What to work on: Copy out each line featuring the string "Napi" from the entries beneath.

Raw records:
========================================================================
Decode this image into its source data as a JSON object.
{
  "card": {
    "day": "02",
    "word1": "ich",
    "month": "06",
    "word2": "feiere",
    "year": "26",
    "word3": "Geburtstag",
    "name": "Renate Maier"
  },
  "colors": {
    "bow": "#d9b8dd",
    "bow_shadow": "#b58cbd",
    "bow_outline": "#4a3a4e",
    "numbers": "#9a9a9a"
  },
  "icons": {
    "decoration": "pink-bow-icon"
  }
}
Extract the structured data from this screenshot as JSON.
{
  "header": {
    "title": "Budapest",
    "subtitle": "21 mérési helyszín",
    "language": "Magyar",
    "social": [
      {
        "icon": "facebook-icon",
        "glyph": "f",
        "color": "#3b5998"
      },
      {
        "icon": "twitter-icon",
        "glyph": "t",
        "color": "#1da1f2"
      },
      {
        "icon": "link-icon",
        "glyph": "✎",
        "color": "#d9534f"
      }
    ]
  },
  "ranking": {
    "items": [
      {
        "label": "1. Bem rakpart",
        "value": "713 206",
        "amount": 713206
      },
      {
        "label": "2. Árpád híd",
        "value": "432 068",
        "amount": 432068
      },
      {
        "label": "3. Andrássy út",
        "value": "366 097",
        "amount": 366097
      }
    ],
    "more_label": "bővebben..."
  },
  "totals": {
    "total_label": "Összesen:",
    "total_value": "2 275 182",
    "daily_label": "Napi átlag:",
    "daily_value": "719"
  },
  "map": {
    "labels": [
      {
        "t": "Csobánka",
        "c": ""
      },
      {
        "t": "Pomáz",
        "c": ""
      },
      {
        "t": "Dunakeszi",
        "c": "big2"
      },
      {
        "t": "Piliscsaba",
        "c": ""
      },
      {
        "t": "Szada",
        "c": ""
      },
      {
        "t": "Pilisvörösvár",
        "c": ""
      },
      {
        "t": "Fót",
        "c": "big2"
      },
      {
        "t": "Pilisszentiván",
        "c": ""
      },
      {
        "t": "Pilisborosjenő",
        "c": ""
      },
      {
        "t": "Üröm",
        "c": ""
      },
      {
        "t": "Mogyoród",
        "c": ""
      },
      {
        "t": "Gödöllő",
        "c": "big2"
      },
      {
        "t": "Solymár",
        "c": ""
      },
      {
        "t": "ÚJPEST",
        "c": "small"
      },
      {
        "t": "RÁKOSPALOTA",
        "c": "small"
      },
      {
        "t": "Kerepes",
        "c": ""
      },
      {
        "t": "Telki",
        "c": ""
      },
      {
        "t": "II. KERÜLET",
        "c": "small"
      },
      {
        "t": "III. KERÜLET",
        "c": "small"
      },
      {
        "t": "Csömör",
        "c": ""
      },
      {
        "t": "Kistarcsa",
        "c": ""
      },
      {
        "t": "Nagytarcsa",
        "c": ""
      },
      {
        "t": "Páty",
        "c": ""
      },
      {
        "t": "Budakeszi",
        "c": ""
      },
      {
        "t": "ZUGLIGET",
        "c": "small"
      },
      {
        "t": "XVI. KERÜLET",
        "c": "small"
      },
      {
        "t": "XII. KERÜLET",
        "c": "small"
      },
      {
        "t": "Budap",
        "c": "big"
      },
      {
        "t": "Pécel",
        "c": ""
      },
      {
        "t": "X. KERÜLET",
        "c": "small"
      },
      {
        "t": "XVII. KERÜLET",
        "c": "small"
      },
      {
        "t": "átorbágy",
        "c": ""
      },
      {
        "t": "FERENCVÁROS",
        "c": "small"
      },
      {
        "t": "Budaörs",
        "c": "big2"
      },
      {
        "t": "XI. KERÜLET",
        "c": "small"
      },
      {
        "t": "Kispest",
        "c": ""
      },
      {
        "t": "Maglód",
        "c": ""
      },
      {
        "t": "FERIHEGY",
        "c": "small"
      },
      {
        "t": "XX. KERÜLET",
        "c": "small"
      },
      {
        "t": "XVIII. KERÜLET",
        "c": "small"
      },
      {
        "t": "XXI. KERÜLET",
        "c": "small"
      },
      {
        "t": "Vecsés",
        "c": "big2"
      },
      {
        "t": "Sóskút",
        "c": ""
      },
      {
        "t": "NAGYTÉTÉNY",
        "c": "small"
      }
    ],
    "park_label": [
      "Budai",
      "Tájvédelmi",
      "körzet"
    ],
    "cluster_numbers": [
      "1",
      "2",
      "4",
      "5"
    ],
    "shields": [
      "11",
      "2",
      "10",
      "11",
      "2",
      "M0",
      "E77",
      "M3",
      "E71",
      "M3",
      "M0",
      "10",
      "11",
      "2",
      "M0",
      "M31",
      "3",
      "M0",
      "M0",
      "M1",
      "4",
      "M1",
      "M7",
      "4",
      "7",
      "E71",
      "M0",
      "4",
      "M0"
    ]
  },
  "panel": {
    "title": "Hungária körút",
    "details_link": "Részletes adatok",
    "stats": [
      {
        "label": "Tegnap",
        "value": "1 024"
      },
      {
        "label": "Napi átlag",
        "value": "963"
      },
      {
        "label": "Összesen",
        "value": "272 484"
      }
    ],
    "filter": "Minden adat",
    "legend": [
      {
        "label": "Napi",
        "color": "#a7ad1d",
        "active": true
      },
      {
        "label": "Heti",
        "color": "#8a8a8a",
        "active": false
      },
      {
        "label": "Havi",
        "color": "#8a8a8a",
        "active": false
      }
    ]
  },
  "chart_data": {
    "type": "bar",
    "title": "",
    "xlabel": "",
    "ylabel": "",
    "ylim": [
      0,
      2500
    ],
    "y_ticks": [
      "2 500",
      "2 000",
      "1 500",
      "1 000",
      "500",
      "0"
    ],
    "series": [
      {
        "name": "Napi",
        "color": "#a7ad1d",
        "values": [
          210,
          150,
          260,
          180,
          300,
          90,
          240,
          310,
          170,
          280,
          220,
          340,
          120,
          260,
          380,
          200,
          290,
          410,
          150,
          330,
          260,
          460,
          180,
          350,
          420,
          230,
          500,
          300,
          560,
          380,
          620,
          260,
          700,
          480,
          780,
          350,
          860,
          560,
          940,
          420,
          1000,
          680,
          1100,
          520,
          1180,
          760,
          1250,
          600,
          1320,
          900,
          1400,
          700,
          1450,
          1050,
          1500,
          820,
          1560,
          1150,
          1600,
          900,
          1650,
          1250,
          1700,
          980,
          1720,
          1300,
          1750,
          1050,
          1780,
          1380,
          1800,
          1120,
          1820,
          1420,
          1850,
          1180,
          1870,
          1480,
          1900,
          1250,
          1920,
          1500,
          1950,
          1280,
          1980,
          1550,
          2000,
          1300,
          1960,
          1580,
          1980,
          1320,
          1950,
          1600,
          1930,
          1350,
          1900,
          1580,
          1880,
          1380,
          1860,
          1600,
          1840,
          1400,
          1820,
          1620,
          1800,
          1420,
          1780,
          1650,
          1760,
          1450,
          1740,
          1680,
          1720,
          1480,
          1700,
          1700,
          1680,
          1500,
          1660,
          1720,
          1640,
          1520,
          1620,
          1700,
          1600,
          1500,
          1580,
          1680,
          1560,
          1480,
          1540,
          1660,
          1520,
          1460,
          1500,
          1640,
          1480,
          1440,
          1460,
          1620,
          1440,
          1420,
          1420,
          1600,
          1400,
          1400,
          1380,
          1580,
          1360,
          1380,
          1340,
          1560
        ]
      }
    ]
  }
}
========================================================================
Full output:
    "daily_label": "Napi átlag:",
        "label": "Napi átlag",
        "label": "Napi",
        "name": "Napi",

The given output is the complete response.